— TASK —
Below is a listing to transcribe in full and exactly; keep the pictures out.

— DATA SECTION —
::::

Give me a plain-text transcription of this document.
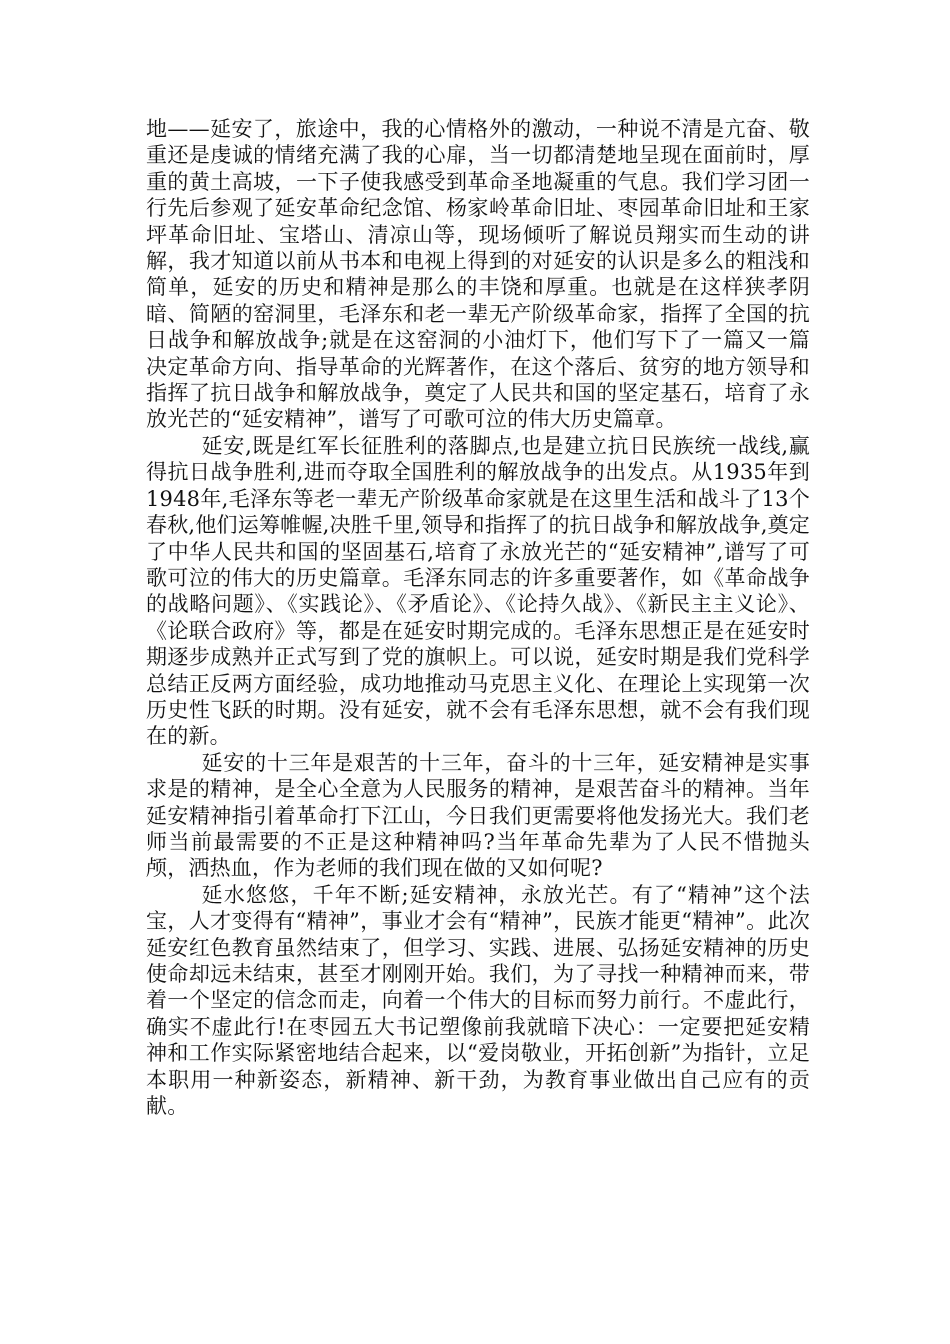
地——延安了，旅途中，我的心情格外的激动，一种说不清是亢奋、敬重还是虔诚的情绪充满了我的心扉，当一切都清楚地呈现在面前时，厚重的黄土高坡，一下子使我感受到革命圣地凝重的气息。我们学习团一行先后参观了延安革命纪念馆、杨家岭革命旧址、枣园革命旧址和王家坪革命旧址、宝塔山、清凉山等，现场倾听了解说员翔实而生动的讲解，我才知道以前从书本和电视上得到的对延安的认识是多么的粗浅和简单，延安的历史和精神是那么的丰饶和厚重。也就是在这样狭孝阴暗、简陋的窑洞里，毛泽东和老一辈无产阶级革命家，指挥了全国的抗日战争和解放战争;就是在这窑洞的小油灯下，他们写下了一篇又一篇决定革命方向、指导革命的光辉著作，在这个落后、贫穷的地方领导和指挥了抗日战争和解放战争，奠定了人民共和国的坚定基石，培育了永放光芒的“延安精神”，谱写了可歌可泣的伟大历史篇章。

延安,既是红军长征胜利的落脚点,也是建立抗日民族统一战线,赢得抗日战争胜利,进而夺取全国胜利的解放战争的出发点。从1935年到1948年,毛泽东等老一辈无产阶级革命家就是在这里生活和战斗了13个春秋,他们运筹帷幄,决胜千里,领导和指挥了的抗日战争和解放战争,奠定了中华人民共和国的坚固基石,培育了永放光芒的“延安精神”,谱写了可歌可泣的伟大的历史篇章。毛泽东同志的许多重要著作，如《革命战争的战略问题》、《实践论》、《矛盾论》、《论持久战》、《新民主主义论》、《论联合政府》等，都是在延安时期完成的。毛泽东思想正是在延安时期逐步成熟并正式写到了党的旗帜上。可以说，延安时期是我们党科学总结正反两方面经验，成功地推动马克思主义化、在理论上实现第一次历史性飞跃的时期。没有延安，就不会有毛泽东思想，就不会有我们现在的新。

延安的十三年是艰苦的十三年，奋斗的十三年，延安精神是实事求是的精神，是全心全意为人民服务的精神，是艰苦奋斗的精神。当年延安精神指引着革命打下江山，今日我们更需要将他发扬光大。我们老师当前最需要的不正是这种精神吗?当年革命先辈为了人民不惜抛头颅，洒热血，作为老师的我们现在做的又如何呢?

延水悠悠，千年不断;延安精神，永放光芒。有了“精神”这个法宝，人才变得有“精神”，事业才会有“精神”，民族才能更“精神”。此次延安红色教育虽然结束了，但学习、实践、进展、弘扬延安精神的历史使命却远未结束，甚至才刚刚开始。我们，为了寻找一种精神而来，带着一个坚定的信念而走，向着一个伟大的目标而努力前行。不虚此行，确实不虚此行!在枣园五大书记塑像前我就暗下决心：一定要把延安精神和工作实际紧密地结合起来，以“爱岗敬业，开拓创新”为指针，立足本职用一种新姿态，新精神、新干劲，为教育事业做出自己应有的贡献。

::::

— THE RESULT —
Give me a plain-text transcription of this document.
地——延安了，旅途中，我的心情格外的激动，一种说不清是亢奋、敬重还是虔诚的情绪充满了我的心扉，当一切都清楚地呈现在面前时，厚重的黄土高坡，一下子使我感受到革命圣地凝重的气息。我们学习团一行先后参观了延安革命纪念馆、杨家岭革命旧址、枣园革命旧址和王家坪革命旧址、宝塔山、清凉山等，现场倾听了解说员翔实而生动的讲解，我才知道以前从书本和电视上得到的对延安的认识是多么的粗浅和简单，延安的历史和精神是那么的丰饶和厚重。也就是在这样狭孝阴暗、简陋的窑洞里，毛泽东和老一辈无产阶级革命家，指挥了全国的抗日战争和解放战争;就是在这窑洞的小油灯下，他们写下了一篇又一篇决定革命方向、指导革命的光辉著作，在这个落后、贫穷的地方领导和指挥了抗日战争和解放战争，奠定了人民共和国的坚定基石，培育了永放光芒的“延安精神”，谱写了可歌可泣的伟大历史篇章。

延安,既是红军长征胜利的落脚点,也是建立抗日民族统一战线,赢得抗日战争胜利,进而夺取全国胜利的解放战争的出发点。从1935年到1948年,毛泽东等老一辈无产阶级革命家就是在这里生活和战斗了13个春秋,他们运筹帷幄,决胜千里,领导和指挥了的抗日战争和解放战争,奠定了中华人民共和国的坚固基石,培育了永放光芒的“延安精神”,谱写了可歌可泣的伟大的历史篇章。毛泽东同志的许多重要著作，如《革命战争的战略问题》、《实践论》、《矛盾论》、《论持久战》、《新民主主义论》、《论联合政府》等，都是在延安时期完成的。毛泽东思想正是在延安时期逐步成熟并正式写到了党的旗帜上。可以说，延安时期是我们党科学总结正反两方面经验，成功地推动马克思主义化、在理论上实现第一次历史性飞跃的时期。没有延安，就不会有毛泽东思想，就不会有我们现在的新。

延安的十三年是艰苦的十三年，奋斗的十三年，延安精神是实事求是的精神，是全心全意为人民服务的精神，是艰苦奋斗的精神。当年延安精神指引着革命打下江山，今日我们更需要将他发扬光大。我们老师当前最需要的不正是这种精神吗?当年革命先辈为了人民不惜抛头颅，洒热血，作为老师的我们现在做的又如何呢?

延水悠悠，千年不断;延安精神，永放光芒。有了“精神”这个法宝，人才变得有“精神”，事业才会有“精神”，民族才能更“精神”。此次延安红色教育虽然结束了，但学习、实践、进展、弘扬延安精神的历史使命却远未结束，甚至才刚刚开始。我们，为了寻找一种精神而来，带着一个坚定的信念而走，向着一个伟大的目标而努力前行。不虚此行，确实不虚此行!在枣园五大书记塑像前我就暗下决心：一定要把延安精神和工作实际紧密地结合起来，以“爱岗敬业，开拓创新”为指针，立足本职用一种新姿态，新精神、新干劲，为教育事业做出自己应有的贡献。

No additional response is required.